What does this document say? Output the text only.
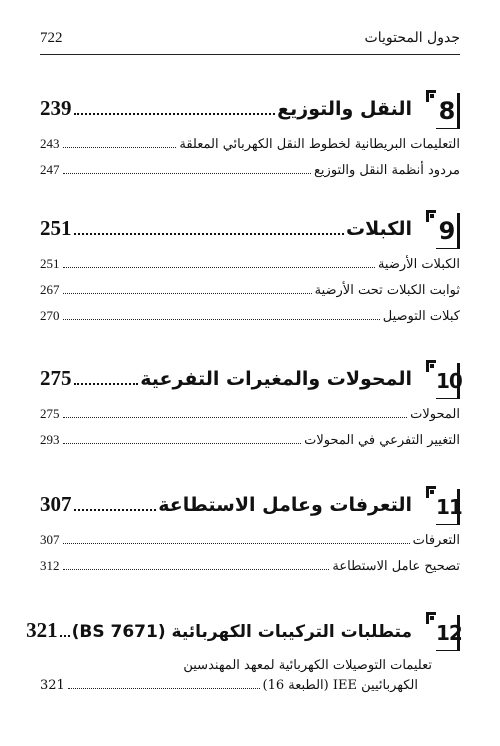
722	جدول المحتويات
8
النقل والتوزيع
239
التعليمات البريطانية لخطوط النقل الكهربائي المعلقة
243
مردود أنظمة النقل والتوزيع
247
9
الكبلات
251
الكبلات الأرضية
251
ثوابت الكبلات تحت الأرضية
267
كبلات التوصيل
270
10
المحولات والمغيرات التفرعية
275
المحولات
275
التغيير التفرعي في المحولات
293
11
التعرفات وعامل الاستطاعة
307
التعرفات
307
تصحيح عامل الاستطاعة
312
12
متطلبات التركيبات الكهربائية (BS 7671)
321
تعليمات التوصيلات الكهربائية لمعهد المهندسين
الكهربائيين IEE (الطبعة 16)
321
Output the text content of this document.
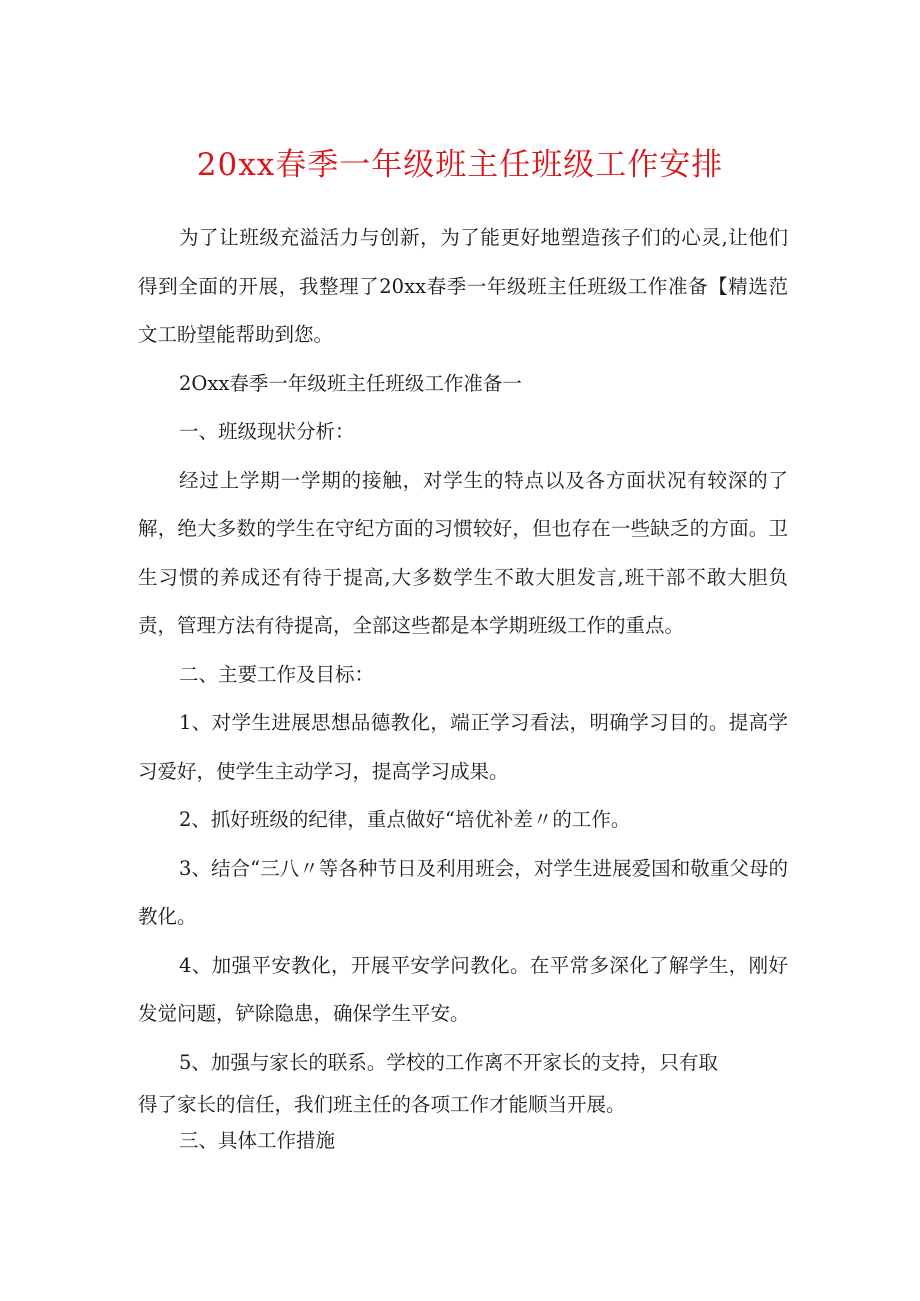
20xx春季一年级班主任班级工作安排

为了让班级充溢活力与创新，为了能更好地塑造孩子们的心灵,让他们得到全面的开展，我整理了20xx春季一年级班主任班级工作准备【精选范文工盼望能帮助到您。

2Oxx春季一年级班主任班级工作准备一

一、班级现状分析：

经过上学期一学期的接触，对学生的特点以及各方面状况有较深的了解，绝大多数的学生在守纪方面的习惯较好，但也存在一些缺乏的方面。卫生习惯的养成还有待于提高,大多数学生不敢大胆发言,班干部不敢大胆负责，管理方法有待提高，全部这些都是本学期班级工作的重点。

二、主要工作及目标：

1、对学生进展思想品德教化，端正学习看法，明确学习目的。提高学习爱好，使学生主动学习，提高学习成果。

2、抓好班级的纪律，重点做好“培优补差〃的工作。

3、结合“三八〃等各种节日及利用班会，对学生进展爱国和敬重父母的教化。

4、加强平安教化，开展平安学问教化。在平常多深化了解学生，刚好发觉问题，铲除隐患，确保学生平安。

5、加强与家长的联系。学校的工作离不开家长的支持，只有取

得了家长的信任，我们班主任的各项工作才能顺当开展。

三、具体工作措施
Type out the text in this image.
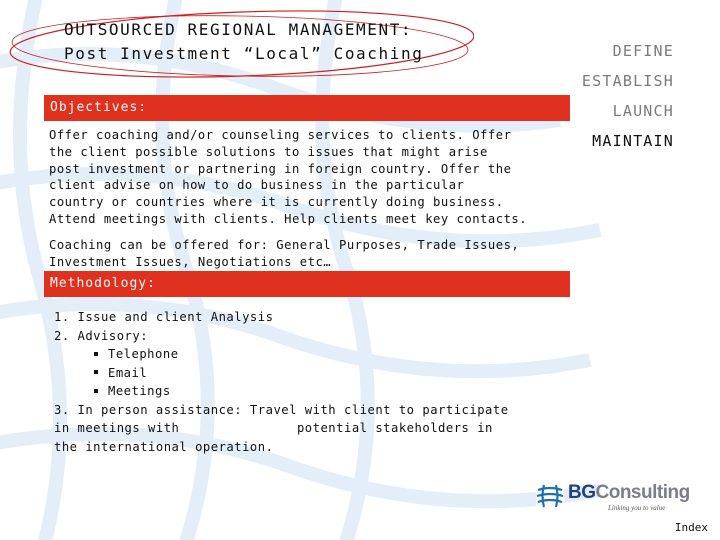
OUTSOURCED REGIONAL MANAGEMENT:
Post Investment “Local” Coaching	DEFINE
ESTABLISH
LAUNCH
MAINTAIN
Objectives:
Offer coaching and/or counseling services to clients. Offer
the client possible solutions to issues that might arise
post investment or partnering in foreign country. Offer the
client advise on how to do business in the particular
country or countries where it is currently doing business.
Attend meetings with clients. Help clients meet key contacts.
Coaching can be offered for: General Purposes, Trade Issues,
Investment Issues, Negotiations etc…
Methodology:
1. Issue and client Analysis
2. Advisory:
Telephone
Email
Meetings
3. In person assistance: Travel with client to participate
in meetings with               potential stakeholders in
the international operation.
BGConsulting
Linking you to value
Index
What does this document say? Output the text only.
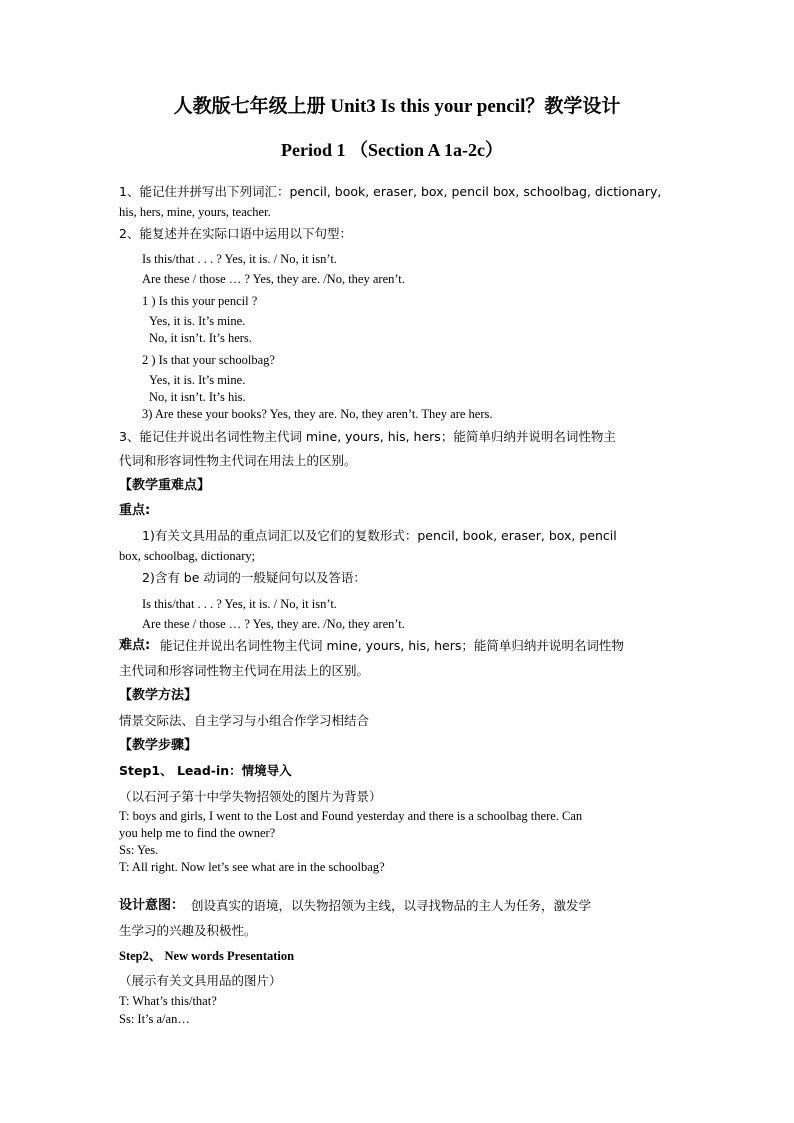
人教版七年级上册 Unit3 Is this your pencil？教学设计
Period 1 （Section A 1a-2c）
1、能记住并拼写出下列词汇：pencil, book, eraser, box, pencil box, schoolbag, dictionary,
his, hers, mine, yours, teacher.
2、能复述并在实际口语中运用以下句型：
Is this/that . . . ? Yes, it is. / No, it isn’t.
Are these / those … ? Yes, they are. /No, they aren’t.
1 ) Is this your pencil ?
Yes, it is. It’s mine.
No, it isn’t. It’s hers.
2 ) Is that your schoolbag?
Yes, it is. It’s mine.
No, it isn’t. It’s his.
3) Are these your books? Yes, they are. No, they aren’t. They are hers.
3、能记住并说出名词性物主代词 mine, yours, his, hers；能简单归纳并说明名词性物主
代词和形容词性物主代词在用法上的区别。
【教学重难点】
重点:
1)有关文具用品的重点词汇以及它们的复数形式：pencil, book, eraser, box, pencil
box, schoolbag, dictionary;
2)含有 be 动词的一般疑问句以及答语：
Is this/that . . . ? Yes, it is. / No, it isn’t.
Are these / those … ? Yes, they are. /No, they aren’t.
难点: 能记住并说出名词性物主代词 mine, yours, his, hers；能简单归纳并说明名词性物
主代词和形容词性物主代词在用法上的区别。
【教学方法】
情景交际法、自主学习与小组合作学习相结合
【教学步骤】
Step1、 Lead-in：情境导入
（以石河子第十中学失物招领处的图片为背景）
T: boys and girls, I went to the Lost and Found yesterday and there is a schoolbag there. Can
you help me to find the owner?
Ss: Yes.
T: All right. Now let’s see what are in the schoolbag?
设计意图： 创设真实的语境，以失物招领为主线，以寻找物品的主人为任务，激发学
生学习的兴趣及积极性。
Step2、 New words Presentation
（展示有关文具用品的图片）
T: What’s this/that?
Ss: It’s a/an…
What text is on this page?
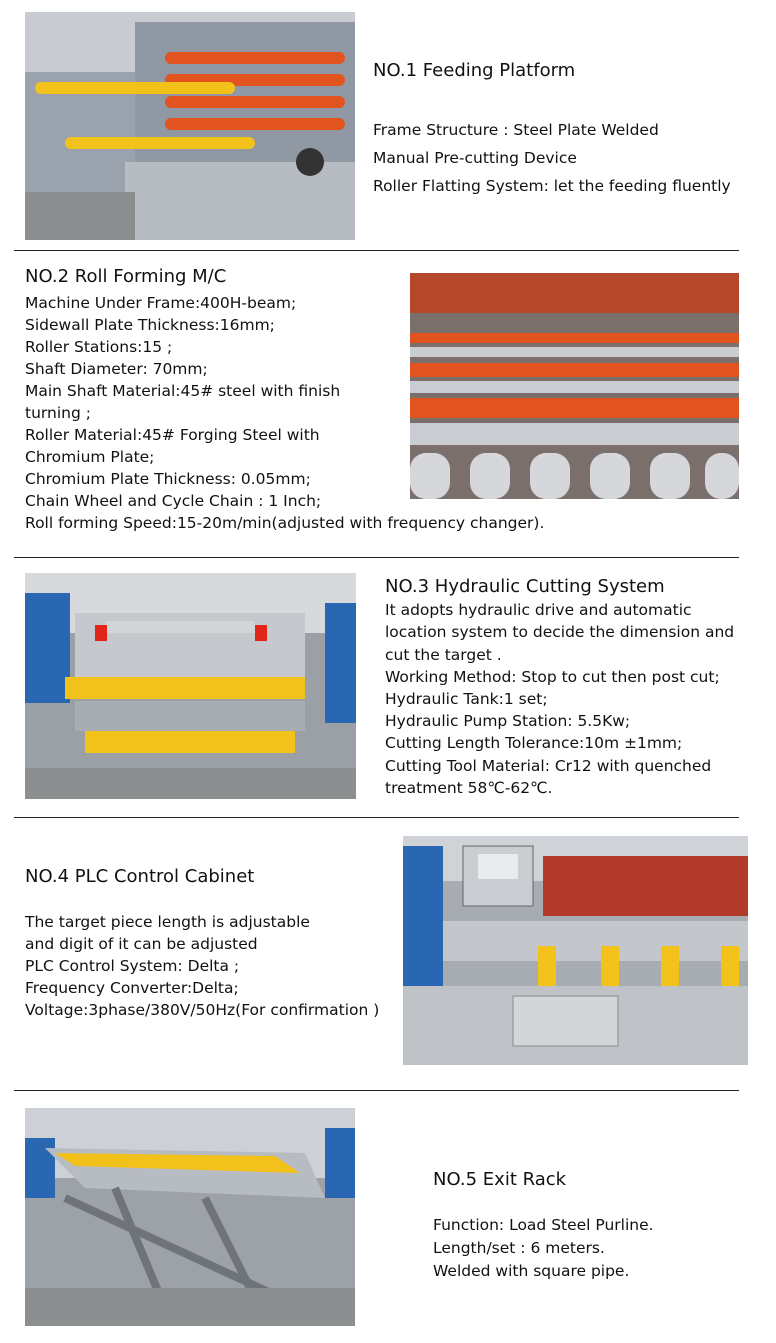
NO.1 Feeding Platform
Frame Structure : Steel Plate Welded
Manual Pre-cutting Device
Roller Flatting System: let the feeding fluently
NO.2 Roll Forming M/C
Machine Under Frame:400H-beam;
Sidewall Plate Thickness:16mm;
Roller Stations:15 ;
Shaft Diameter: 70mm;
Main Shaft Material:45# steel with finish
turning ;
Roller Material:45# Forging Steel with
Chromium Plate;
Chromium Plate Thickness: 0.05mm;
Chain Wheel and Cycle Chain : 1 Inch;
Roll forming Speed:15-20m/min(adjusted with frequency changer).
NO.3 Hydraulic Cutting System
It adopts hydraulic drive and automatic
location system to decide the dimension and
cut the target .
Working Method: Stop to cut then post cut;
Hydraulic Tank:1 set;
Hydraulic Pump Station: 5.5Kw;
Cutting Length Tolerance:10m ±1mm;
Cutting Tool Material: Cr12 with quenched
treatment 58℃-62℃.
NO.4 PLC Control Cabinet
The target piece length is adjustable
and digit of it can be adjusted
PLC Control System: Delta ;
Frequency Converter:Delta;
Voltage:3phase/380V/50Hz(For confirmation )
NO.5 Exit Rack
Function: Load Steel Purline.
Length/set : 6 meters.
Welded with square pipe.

+--

» **What to do**: Copy out every line holding the string "business".

» **Result of this exercise**:
client advise on how to do business in the particular
country or countries where it is currently doing business.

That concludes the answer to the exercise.